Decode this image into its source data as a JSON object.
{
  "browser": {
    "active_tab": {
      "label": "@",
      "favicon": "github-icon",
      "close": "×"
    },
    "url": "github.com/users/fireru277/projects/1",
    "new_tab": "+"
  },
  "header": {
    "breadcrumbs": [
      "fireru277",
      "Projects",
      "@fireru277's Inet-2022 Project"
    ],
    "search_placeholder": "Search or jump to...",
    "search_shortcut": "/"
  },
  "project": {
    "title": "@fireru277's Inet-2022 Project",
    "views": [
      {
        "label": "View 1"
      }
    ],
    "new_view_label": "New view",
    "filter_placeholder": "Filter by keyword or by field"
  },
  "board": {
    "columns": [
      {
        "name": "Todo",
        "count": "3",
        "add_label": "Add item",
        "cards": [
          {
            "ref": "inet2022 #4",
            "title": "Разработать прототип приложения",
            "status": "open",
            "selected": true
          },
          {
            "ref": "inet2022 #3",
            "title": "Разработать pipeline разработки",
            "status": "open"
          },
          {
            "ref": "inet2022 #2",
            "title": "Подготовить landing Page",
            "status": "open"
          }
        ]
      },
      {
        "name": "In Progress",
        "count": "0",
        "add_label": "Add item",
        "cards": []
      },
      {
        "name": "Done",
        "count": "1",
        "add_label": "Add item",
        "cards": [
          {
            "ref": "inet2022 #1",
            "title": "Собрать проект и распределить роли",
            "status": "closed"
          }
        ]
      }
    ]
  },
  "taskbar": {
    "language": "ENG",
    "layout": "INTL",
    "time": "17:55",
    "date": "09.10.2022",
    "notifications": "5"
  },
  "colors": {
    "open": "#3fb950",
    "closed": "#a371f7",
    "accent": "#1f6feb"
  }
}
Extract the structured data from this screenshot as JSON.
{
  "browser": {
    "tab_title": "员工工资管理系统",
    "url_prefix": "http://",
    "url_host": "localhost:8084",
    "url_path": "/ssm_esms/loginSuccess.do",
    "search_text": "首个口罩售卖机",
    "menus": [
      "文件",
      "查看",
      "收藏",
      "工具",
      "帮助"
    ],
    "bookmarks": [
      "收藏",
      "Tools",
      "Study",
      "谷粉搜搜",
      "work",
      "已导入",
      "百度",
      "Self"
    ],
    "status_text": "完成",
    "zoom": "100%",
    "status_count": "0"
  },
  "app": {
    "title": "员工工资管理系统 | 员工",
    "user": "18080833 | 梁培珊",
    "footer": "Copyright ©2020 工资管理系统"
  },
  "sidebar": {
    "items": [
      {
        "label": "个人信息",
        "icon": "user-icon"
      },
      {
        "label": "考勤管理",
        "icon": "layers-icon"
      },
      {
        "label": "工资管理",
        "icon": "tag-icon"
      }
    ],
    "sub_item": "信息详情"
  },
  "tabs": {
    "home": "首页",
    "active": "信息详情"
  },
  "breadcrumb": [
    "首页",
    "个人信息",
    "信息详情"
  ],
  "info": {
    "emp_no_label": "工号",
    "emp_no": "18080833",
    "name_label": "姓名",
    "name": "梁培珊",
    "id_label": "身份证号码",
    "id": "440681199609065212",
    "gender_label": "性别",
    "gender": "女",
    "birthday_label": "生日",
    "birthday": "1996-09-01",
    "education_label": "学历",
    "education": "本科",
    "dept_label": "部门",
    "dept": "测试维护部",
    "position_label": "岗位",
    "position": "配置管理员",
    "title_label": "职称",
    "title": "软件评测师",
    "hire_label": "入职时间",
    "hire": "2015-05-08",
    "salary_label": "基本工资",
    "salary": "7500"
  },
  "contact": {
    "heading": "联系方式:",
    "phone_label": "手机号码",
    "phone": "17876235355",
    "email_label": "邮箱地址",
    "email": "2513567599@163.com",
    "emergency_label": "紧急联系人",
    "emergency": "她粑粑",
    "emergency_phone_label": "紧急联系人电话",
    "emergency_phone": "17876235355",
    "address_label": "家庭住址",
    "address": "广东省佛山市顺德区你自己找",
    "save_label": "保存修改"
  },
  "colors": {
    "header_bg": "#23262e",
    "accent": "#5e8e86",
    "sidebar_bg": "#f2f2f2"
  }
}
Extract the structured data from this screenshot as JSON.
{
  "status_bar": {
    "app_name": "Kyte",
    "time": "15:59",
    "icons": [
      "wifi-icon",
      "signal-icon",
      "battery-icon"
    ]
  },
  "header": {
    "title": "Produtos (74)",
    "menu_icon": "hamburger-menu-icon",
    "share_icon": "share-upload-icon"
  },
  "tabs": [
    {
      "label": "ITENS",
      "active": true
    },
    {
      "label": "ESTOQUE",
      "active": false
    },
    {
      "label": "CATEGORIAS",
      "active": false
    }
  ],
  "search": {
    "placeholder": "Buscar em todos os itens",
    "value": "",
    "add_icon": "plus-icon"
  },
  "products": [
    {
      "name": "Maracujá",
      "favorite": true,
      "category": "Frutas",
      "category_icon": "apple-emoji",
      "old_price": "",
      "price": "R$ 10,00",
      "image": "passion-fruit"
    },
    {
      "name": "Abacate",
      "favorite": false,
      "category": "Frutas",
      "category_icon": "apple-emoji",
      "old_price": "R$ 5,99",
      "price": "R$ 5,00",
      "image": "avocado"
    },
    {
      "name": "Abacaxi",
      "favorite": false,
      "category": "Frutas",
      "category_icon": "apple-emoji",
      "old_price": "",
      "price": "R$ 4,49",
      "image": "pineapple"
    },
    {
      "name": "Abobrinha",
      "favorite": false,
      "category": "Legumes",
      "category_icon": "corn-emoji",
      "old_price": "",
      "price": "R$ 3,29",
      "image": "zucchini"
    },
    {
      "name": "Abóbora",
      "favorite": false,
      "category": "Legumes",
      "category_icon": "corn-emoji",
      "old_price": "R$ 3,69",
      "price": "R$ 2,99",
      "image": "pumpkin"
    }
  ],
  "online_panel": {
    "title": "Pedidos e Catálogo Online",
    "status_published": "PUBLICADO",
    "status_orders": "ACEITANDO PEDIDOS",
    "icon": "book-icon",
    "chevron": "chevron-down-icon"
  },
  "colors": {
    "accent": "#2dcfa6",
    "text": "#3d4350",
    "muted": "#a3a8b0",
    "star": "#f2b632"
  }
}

◆ ◆ ◆ ◆

**PROBLEM DESCRIPTION**
From the data, list each line in which the string "true" appears.

**IN RESPONSE**
            "selected": true
      "active": true
      "favorite": true,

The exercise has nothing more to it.